## Goal
All of the records below must be output exactly, with no pictures carried over.
*** Material provided
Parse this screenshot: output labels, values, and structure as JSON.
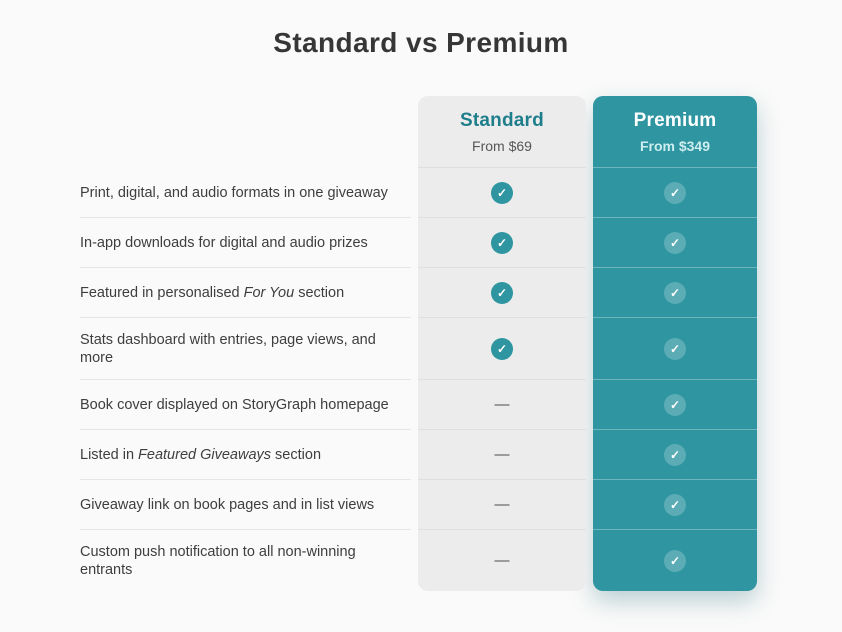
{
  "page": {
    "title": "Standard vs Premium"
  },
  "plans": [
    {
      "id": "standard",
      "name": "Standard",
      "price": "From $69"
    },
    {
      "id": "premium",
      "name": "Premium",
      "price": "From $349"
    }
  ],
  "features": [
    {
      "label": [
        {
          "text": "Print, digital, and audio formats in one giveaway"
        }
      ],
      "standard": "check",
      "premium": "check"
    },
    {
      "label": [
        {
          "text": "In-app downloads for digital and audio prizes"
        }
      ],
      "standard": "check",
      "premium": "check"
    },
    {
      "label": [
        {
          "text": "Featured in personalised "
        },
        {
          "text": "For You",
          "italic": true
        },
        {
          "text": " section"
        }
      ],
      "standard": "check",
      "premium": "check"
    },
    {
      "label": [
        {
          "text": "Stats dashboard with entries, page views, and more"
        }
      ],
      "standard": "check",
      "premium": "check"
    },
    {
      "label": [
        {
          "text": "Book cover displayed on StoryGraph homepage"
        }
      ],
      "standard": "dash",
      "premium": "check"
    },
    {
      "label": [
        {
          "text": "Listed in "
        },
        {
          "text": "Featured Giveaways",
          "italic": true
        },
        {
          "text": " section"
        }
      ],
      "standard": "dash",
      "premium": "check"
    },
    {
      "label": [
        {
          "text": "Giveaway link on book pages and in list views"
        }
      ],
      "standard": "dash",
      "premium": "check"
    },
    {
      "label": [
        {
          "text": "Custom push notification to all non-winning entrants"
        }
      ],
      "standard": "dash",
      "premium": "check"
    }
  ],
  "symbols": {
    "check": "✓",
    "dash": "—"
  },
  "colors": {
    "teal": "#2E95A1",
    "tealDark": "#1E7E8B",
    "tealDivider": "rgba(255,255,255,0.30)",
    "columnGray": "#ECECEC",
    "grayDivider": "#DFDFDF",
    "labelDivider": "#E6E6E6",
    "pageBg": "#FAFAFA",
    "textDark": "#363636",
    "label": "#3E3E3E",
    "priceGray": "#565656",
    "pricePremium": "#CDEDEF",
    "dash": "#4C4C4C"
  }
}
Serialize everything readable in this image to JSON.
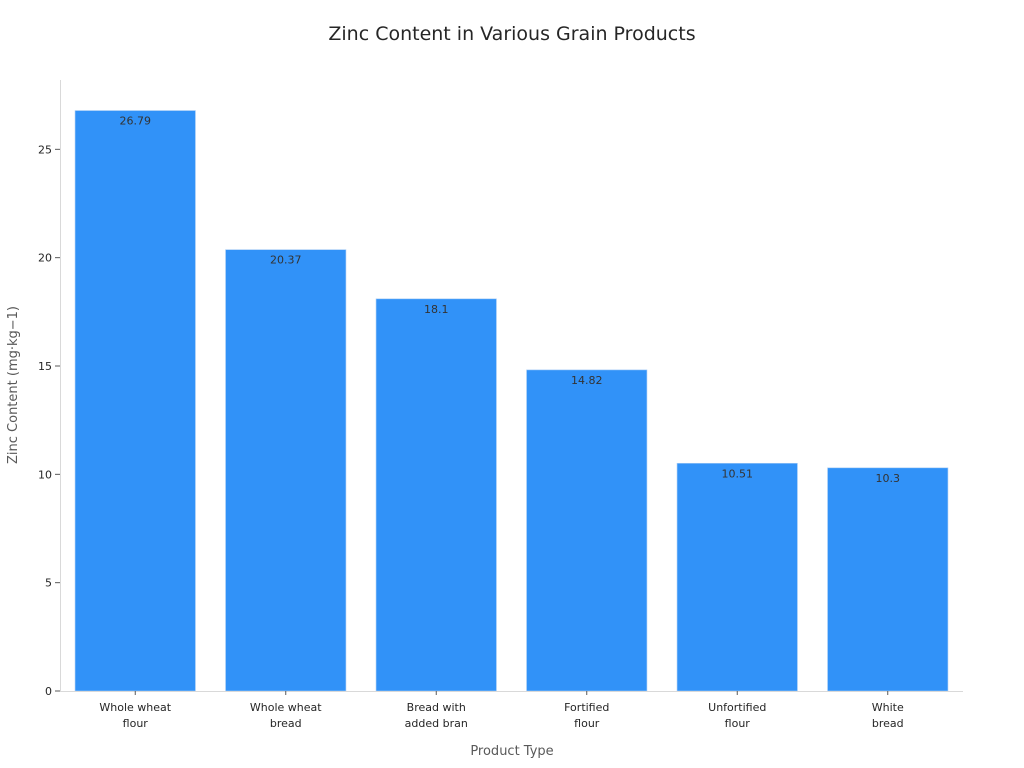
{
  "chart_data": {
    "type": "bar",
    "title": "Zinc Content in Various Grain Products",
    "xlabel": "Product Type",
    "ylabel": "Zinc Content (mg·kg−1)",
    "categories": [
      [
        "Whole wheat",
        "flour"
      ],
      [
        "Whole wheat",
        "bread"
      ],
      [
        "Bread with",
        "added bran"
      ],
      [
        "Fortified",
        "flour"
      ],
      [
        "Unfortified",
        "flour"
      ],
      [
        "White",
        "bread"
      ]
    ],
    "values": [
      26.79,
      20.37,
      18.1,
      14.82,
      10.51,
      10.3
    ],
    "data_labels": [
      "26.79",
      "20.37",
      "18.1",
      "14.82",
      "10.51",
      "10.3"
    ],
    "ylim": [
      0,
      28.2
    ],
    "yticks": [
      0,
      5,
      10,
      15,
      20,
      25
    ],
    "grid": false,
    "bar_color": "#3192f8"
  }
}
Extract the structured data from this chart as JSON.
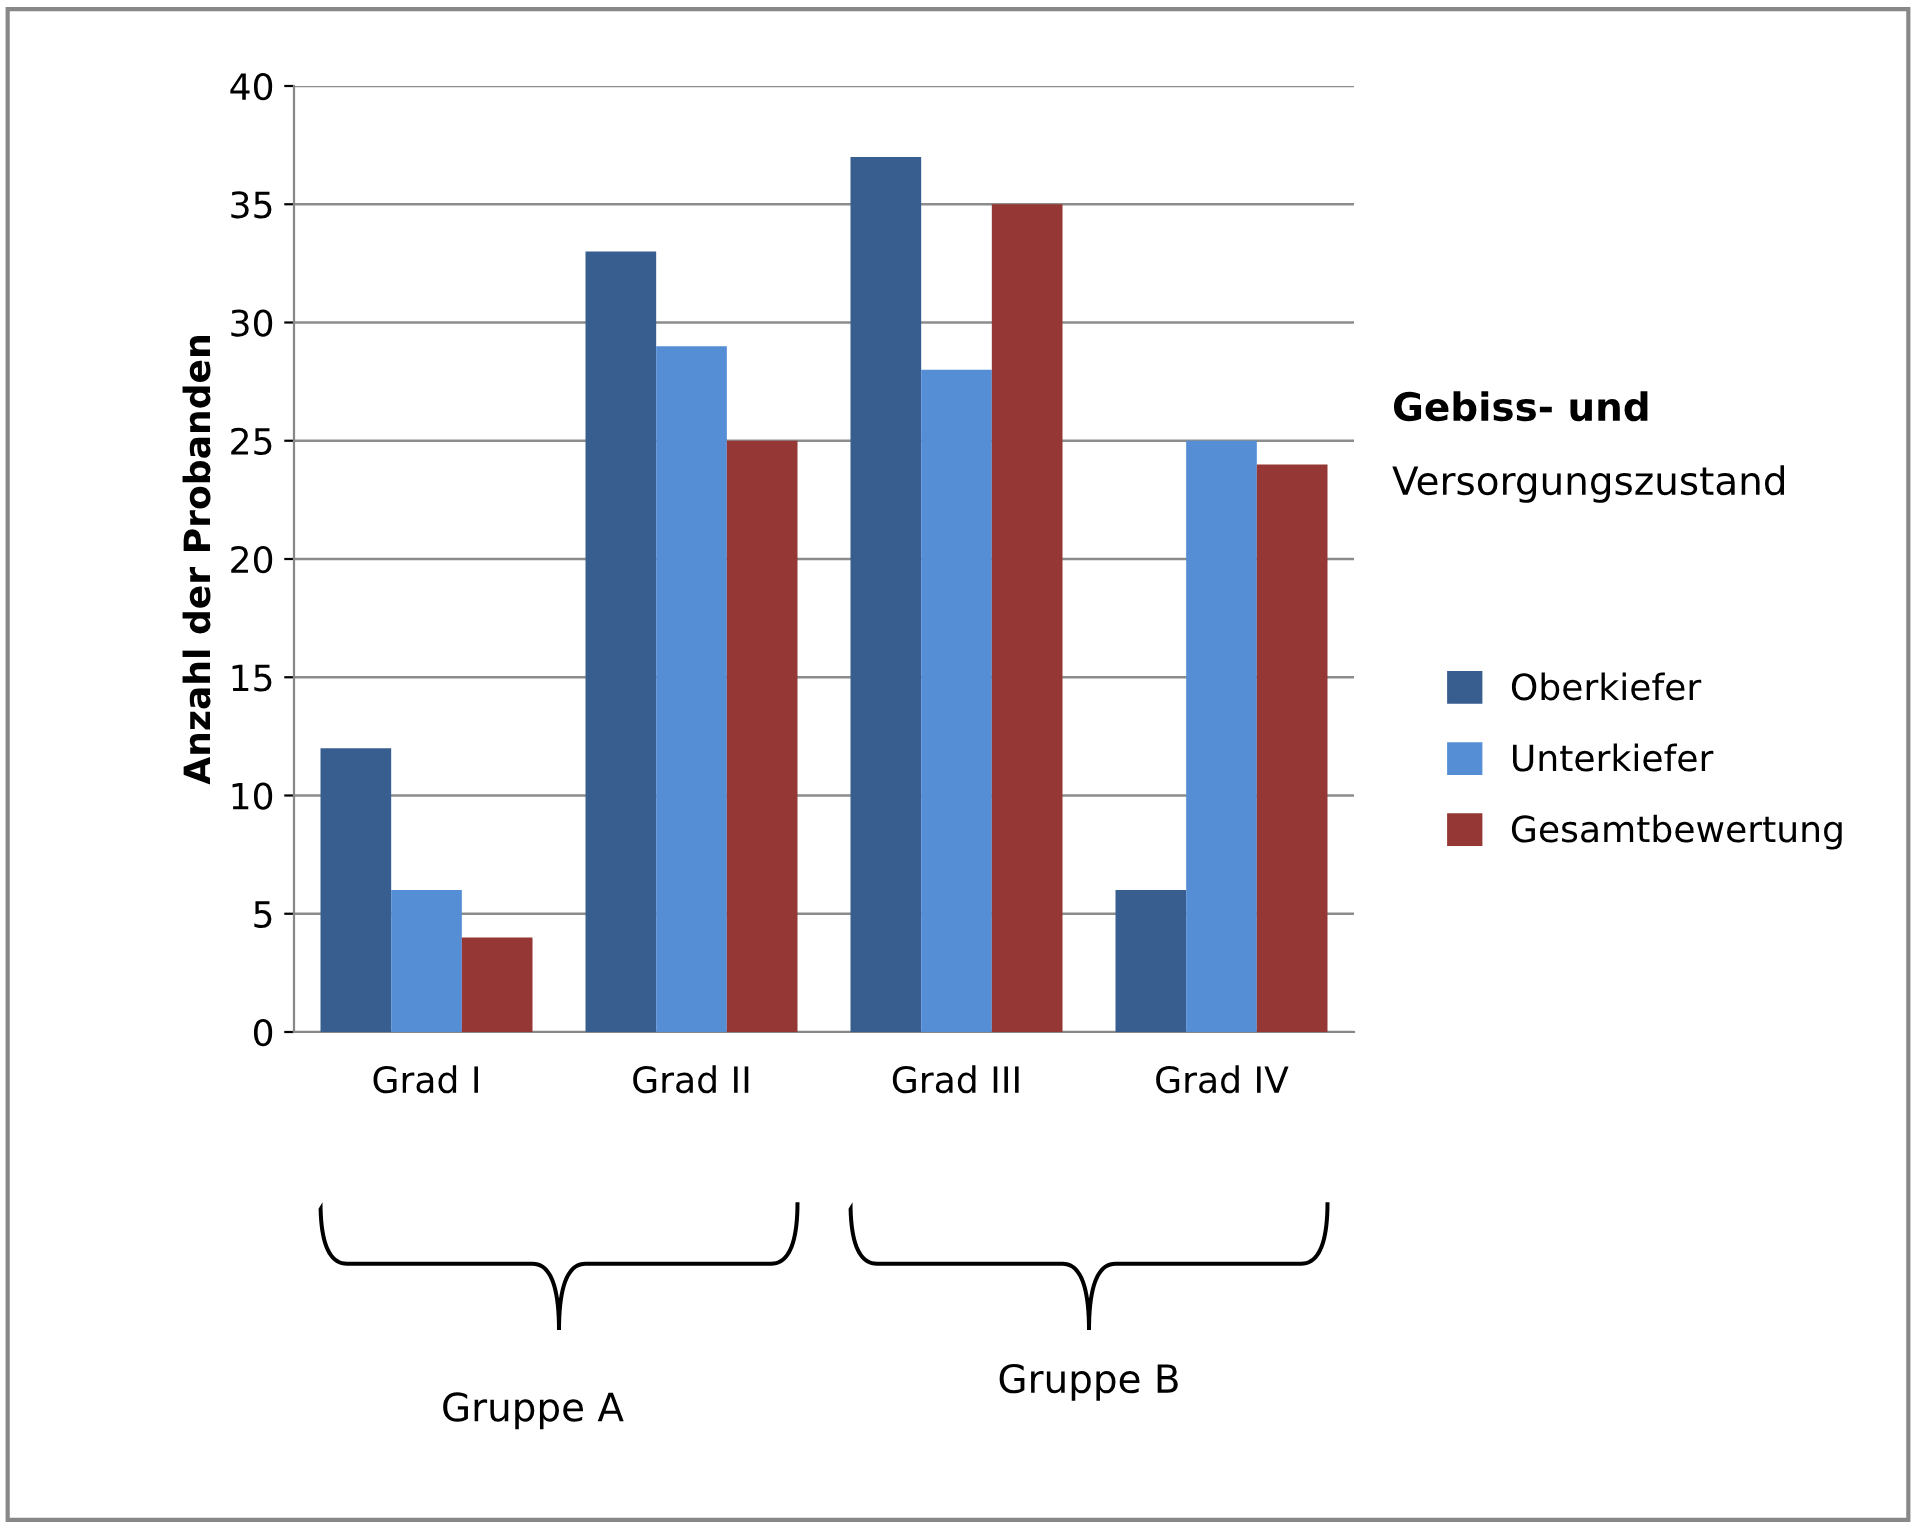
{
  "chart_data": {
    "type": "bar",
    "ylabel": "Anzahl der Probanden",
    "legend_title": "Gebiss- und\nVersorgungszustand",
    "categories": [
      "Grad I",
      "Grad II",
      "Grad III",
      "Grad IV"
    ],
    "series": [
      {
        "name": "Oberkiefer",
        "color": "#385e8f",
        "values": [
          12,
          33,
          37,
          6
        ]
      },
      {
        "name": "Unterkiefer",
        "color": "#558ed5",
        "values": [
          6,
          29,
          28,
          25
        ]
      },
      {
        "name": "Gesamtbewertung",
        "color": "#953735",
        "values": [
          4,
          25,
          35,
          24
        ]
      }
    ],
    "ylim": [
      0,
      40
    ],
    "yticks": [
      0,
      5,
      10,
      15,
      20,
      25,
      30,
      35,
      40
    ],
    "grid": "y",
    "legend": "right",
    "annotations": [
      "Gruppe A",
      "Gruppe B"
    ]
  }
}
******
## Response
Parse this screenshot: output labels, values, and structure as JSON.
{
  "page": {
    "title": "Standard vs Premium"
  },
  "plans": [
    {
      "id": "standard",
      "name": "Standard",
      "price": "From $69"
    },
    {
      "id": "premium",
      "name": "Premium",
      "price": "From $349"
    }
  ],
  "features": [
    {
      "label": [
        {
          "text": "Print, digital, and audio formats in one giveaway"
        }
      ],
      "standard": "check",
      "premium": "check"
    },
    {
      "label": [
        {
          "text": "In-app downloads for digital and audio prizes"
        }
      ],
      "standard": "check",
      "premium": "check"
    },
    {
      "label": [
        {
          "text": "Featured in personalised "
        },
        {
          "text": "For You",
          "italic": true
        },
        {
          "text": " section"
        }
      ],
      "standard": "check",
      "premium": "check"
    },
    {
      "label": [
        {
          "text": "Stats dashboard with entries, page views, and more"
        }
      ],
      "standard": "check",
      "premium": "check"
    },
    {
      "label": [
        {
          "text": "Book cover displayed on StoryGraph homepage"
        }
      ],
      "standard": "dash",
      "premium": "check"
    },
    {
      "label": [
        {
          "text": "Listed in "
        },
        {
          "text": "Featured Giveaways",
          "italic": true
        },
        {
          "text": " section"
        }
      ],
      "standard": "dash",
      "premium": "check"
    },
    {
      "label": [
        {
          "text": "Giveaway link on book pages and in list views"
        }
      ],
      "standard": "dash",
      "premium": "check"
    },
    {
      "label": [
        {
          "text": "Custom push notification to all non-winning entrants"
        }
      ],
      "standard": "dash",
      "premium": "check"
    }
  ],
  "symbols": {
    "check": "✓",
    "dash": "—"
  },
  "colors": {
    "teal": "#2E95A1",
    "tealDark": "#1E7E8B",
    "tealDivider": "rgba(255,255,255,0.30)",
    "columnGray": "#ECECEC",
    "grayDivider": "#DFDFDF",
    "labelDivider": "#E6E6E6",
    "pageBg": "#FAFAFA",
    "textDark": "#363636",
    "label": "#3E3E3E",
    "priceGray": "#565656",
    "pricePremium": "#CDEDEF",
    "dash": "#4C4C4C"
  }
}
Serialize everything readable in this image to JSON.
{
  "chart_data": {
    "type": "bar",
    "title": "Zinc Content in Various Grain Products",
    "xlabel": "Product Type",
    "ylabel": "Zinc Content (mg·kg−1)",
    "categories": [
      [
        "Whole wheat",
        "flour"
      ],
      [
        "Whole wheat",
        "bread"
      ],
      [
        "Bread with",
        "added bran"
      ],
      [
        "Fortified",
        "flour"
      ],
      [
        "Unfortified",
        "flour"
      ],
      [
        "White",
        "bread"
      ]
    ],
    "values": [
      26.79,
      20.37,
      18.1,
      14.82,
      10.51,
      10.3
    ],
    "data_labels": [
      "26.79",
      "20.37",
      "18.1",
      "14.82",
      "10.51",
      "10.3"
    ],
    "ylim": [
      0,
      28.2
    ],
    "yticks": [
      0,
      5,
      10,
      15,
      20,
      25
    ],
    "grid": false,
    "bar_color": "#3192f8"
  }
}
Extract the structured data from this chart as JSON.
{
  "chart_data": {
    "type": "bar",
    "ylabel": "Anzahl der Probanden",
    "legend_title": "Gebiss- und\nVersorgungszustand",
    "categories": [
      "Grad I",
      "Grad II",
      "Grad III",
      "Grad IV"
    ],
    "series": [
      {
        "name": "Oberkiefer",
        "color": "#385e8f",
        "values": [
          12,
          33,
          37,
          6
        ]
      },
      {
        "name": "Unterkiefer",
        "color": "#558ed5",
        "values": [
          6,
          29,
          28,
          25
        ]
      },
      {
        "name": "Gesamtbewertung",
        "color": "#953735",
        "values": [
          4,
          25,
          35,
          24
        ]
      }
    ],
    "ylim": [
      0,
      40
    ],
    "yticks": [
      0,
      5,
      10,
      15,
      20,
      25,
      30,
      35,
      40
    ],
    "grid": "y",
    "legend": "right",
    "annotations": [
      "Gruppe A",
      "Gruppe B"
    ]
  }
}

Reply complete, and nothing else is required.